* _GIVEN TASK_
Every line of the material that follows must be printed again exactly.
### RECORDS FOR THIS TASK
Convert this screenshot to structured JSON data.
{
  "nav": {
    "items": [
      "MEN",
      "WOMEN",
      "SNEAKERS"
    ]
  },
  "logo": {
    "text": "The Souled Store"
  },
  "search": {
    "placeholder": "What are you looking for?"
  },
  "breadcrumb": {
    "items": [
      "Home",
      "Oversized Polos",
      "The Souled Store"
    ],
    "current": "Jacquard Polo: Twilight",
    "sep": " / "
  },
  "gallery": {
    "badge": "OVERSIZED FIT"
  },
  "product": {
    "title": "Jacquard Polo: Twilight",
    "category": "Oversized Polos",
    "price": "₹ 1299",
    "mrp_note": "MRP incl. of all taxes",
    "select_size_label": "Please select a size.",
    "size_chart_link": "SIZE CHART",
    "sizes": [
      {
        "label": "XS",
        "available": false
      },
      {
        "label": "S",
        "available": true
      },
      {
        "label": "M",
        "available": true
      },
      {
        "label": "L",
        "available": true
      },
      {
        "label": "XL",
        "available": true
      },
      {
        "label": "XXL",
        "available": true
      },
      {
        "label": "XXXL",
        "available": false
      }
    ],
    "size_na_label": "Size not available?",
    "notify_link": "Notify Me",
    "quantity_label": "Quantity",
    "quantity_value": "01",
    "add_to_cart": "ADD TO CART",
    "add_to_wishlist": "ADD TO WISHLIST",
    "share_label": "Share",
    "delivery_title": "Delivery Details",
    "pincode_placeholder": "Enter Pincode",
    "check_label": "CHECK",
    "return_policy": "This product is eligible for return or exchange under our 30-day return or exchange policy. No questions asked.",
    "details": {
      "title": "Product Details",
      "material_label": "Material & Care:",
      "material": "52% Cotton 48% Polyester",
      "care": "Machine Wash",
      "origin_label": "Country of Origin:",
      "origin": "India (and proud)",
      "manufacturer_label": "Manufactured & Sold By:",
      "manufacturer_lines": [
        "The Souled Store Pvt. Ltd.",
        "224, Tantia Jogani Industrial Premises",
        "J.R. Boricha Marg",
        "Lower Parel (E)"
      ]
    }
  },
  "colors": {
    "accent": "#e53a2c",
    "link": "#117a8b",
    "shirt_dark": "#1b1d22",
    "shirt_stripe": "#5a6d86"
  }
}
######
* _THE ANSWER_
Convert this screenshot to structured JSON data.
{
  "nav": {
    "items": [
      "MEN",
      "WOMEN",
      "SNEAKERS"
    ]
  },
  "logo": {
    "text": "The Souled Store"
  },
  "search": {
    "placeholder": "What are you looking for?"
  },
  "breadcrumb": {
    "items": [
      "Home",
      "Oversized Polos",
      "The Souled Store"
    ],
    "current": "Jacquard Polo: Twilight",
    "sep": " / "
  },
  "gallery": {
    "badge": "OVERSIZED FIT"
  },
  "product": {
    "title": "Jacquard Polo: Twilight",
    "category": "Oversized Polos",
    "price": "₹ 1299",
    "mrp_note": "MRP incl. of all taxes",
    "select_size_label": "Please select a size.",
    "size_chart_link": "SIZE CHART",
    "sizes": [
      {
        "label": "XS",
        "available": false
      },
      {
        "label": "S",
        "available": true
      },
      {
        "label": "M",
        "available": true
      },
      {
        "label": "L",
        "available": true
      },
      {
        "label": "XL",
        "available": true
      },
      {
        "label": "XXL",
        "available": true
      },
      {
        "label": "XXXL",
        "available": false
      }
    ],
    "size_na_label": "Size not available?",
    "notify_link": "Notify Me",
    "quantity_label": "Quantity",
    "quantity_value": "01",
    "add_to_cart": "ADD TO CART",
    "add_to_wishlist": "ADD TO WISHLIST",
    "share_label": "Share",
    "delivery_title": "Delivery Details",
    "pincode_placeholder": "Enter Pincode",
    "check_label": "CHECK",
    "return_policy": "This product is eligible for return or exchange under our 30-day return or exchange policy. No questions asked.",
    "details": {
      "title": "Product Details",
      "material_label": "Material & Care:",
      "material": "52% Cotton 48% Polyester",
      "care": "Machine Wash",
      "origin_label": "Country of Origin:",
      "origin": "India (and proud)",
      "manufacturer_label": "Manufactured & Sold By:",
      "manufacturer_lines": [
        "The Souled Store Pvt. Ltd.",
        "224, Tantia Jogani Industrial Premises",
        "J.R. Boricha Marg",
        "Lower Parel (E)"
      ]
    }
  },
  "colors": {
    "accent": "#e53a2c",
    "link": "#117a8b",
    "shirt_dark": "#1b1d22",
    "shirt_stripe": "#5a6d86"
  }
}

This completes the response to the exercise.